Collected data entries
———

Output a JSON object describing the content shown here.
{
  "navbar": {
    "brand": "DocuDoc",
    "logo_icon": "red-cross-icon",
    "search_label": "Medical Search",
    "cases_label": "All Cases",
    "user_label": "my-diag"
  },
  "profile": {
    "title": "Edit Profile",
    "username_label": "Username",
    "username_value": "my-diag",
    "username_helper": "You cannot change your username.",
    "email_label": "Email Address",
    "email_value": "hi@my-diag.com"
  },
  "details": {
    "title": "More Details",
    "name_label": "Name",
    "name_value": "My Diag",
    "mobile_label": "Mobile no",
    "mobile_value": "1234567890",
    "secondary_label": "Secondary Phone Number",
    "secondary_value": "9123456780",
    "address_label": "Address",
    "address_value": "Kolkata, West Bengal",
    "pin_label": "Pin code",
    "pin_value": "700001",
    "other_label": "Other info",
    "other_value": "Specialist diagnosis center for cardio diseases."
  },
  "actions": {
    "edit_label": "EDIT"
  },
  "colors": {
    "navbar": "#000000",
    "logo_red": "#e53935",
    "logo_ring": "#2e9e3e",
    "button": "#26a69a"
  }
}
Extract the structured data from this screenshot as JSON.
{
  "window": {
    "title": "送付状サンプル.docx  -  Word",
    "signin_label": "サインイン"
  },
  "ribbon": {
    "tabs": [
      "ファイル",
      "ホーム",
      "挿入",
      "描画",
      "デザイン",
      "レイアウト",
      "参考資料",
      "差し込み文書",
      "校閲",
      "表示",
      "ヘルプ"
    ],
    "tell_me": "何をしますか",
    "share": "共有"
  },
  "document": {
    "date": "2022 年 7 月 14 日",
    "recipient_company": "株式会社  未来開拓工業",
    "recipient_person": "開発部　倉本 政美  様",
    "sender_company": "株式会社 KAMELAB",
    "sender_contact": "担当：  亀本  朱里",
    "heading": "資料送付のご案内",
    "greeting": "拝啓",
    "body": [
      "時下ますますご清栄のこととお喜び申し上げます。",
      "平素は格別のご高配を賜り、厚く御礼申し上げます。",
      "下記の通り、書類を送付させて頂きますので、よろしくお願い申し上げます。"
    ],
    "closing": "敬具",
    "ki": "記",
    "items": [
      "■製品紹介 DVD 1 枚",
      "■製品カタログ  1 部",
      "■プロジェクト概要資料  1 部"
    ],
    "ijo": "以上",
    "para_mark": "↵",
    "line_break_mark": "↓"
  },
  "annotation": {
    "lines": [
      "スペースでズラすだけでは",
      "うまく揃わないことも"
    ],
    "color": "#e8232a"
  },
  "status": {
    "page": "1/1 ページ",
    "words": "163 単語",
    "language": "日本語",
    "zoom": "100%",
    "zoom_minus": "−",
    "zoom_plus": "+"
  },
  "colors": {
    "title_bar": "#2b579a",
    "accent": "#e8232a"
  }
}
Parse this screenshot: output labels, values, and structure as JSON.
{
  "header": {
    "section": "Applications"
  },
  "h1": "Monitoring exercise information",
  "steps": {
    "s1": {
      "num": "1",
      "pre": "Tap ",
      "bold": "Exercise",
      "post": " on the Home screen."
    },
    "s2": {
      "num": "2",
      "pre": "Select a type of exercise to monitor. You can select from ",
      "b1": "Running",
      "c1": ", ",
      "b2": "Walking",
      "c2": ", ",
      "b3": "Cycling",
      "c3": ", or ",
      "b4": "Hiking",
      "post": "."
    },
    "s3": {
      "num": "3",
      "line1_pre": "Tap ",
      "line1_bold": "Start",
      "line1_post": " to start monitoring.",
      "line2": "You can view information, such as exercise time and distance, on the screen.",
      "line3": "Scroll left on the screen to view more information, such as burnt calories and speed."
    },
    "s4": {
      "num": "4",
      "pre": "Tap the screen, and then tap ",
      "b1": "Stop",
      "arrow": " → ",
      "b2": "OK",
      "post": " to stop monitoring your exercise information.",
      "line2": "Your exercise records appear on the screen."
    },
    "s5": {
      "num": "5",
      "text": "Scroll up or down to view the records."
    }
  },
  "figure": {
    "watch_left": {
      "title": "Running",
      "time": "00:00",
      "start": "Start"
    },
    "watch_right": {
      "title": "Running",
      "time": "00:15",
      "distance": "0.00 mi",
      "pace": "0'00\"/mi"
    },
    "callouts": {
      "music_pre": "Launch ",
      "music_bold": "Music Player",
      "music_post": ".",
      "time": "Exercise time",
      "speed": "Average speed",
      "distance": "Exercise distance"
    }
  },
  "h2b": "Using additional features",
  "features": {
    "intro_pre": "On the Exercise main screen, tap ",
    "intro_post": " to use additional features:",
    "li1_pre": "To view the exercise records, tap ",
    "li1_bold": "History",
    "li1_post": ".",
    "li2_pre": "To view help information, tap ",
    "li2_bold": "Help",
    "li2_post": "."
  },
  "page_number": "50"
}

———

**Task description:** Retype the listing exactly, in full.

**Finished exercise:**
Output a JSON object describing the content shown here.
{
  "navbar": {
    "brand": "DocuDoc",
    "logo_icon": "red-cross-icon",
    "search_label": "Medical Search",
    "cases_label": "All Cases",
    "user_label": "my-diag"
  },
  "profile": {
    "title": "Edit Profile",
    "username_label": "Username",
    "username_value": "my-diag",
    "username_helper": "You cannot change your username.",
    "email_label": "Email Address",
    "email_value": "hi@my-diag.com"
  },
  "details": {
    "title": "More Details",
    "name_label": "Name",
    "name_value": "My Diag",
    "mobile_label": "Mobile no",
    "mobile_value": "1234567890",
    "secondary_label": "Secondary Phone Number",
    "secondary_value": "9123456780",
    "address_label": "Address",
    "address_value": "Kolkata, West Bengal",
    "pin_label": "Pin code",
    "pin_value": "700001",
    "other_label": "Other info",
    "other_value": "Specialist diagnosis center for cardio diseases."
  },
  "actions": {
    "edit_label": "EDIT"
  },
  "colors": {
    "navbar": "#000000",
    "logo_red": "#e53935",
    "logo_ring": "#2e9e3e",
    "button": "#26a69a"
  }
}
Extract the structured data from this screenshot as JSON.
{
  "window": {
    "title": "送付状サンプル.docx  -  Word",
    "signin_label": "サインイン"
  },
  "ribbon": {
    "tabs": [
      "ファイル",
      "ホーム",
      "挿入",
      "描画",
      "デザイン",
      "レイアウト",
      "参考資料",
      "差し込み文書",
      "校閲",
      "表示",
      "ヘルプ"
    ],
    "tell_me": "何をしますか",
    "share": "共有"
  },
  "document": {
    "date": "2022 年 7 月 14 日",
    "recipient_company": "株式会社  未来開拓工業",
    "recipient_person": "開発部　倉本 政美  様",
    "sender_company": "株式会社 KAMELAB",
    "sender_contact": "担当：  亀本  朱里",
    "heading": "資料送付のご案内",
    "greeting": "拝啓",
    "body": [
      "時下ますますご清栄のこととお喜び申し上げます。",
      "平素は格別のご高配を賜り、厚く御礼申し上げます。",
      "下記の通り、書類を送付させて頂きますので、よろしくお願い申し上げます。"
    ],
    "closing": "敬具",
    "ki": "記",
    "items": [
      "■製品紹介 DVD 1 枚",
      "■製品カタログ  1 部",
      "■プロジェクト概要資料  1 部"
    ],
    "ijo": "以上",
    "para_mark": "↵",
    "line_break_mark": "↓"
  },
  "annotation": {
    "lines": [
      "スペースでズラすだけでは",
      "うまく揃わないことも"
    ],
    "color": "#e8232a"
  },
  "status": {
    "page": "1/1 ページ",
    "words": "163 単語",
    "language": "日本語",
    "zoom": "100%",
    "zoom_minus": "−",
    "zoom_plus": "+"
  },
  "colors": {
    "title_bar": "#2b579a",
    "accent": "#e8232a"
  }
}
Parse this screenshot: output labels, values, and structure as JSON.
{
  "header": {
    "section": "Applications"
  },
  "h1": "Monitoring exercise information",
  "steps": {
    "s1": {
      "num": "1",
      "pre": "Tap ",
      "bold": "Exercise",
      "post": " on the Home screen."
    },
    "s2": {
      "num": "2",
      "pre": "Select a type of exercise to monitor. You can select from ",
      "b1": "Running",
      "c1": ", ",
      "b2": "Walking",
      "c2": ", ",
      "b3": "Cycling",
      "c3": ", or ",
      "b4": "Hiking",
      "post": "."
    },
    "s3": {
      "num": "3",
      "line1_pre": "Tap ",
      "line1_bold": "Start",
      "line1_post": " to start monitoring.",
      "line2": "You can view information, such as exercise time and distance, on the screen.",
      "line3": "Scroll left on the screen to view more information, such as burnt calories and speed."
    },
    "s4": {
      "num": "4",
      "pre": "Tap the screen, and then tap ",
      "b1": "Stop",
      "arrow": " → ",
      "b2": "OK",
      "post": " to stop monitoring your exercise information.",
      "line2": "Your exercise records appear on the screen."
    },
    "s5": {
      "num": "5",
      "text": "Scroll up or down to view the records."
    }
  },
  "figure": {
    "watch_left": {
      "title": "Running",
      "time": "00:00",
      "start": "Start"
    },
    "watch_right": {
      "title": "Running",
      "time": "00:15",
      "distance": "0.00 mi",
      "pace": "0'00\"/mi"
    },
    "callouts": {
      "music_pre": "Launch ",
      "music_bold": "Music Player",
      "music_post": ".",
      "time": "Exercise time",
      "speed": "Average speed",
      "distance": "Exercise distance"
    }
  },
  "h2b": "Using additional features",
  "features": {
    "intro_pre": "On the Exercise main screen, tap ",
    "intro_post": " to use additional features:",
    "li1_pre": "To view the exercise records, tap ",
    "li1_bold": "History",
    "li1_post": ".",
    "li2_pre": "To view help information, tap ",
    "li2_bold": "Help",
    "li2_post": "."
  },
  "page_number": "50"
}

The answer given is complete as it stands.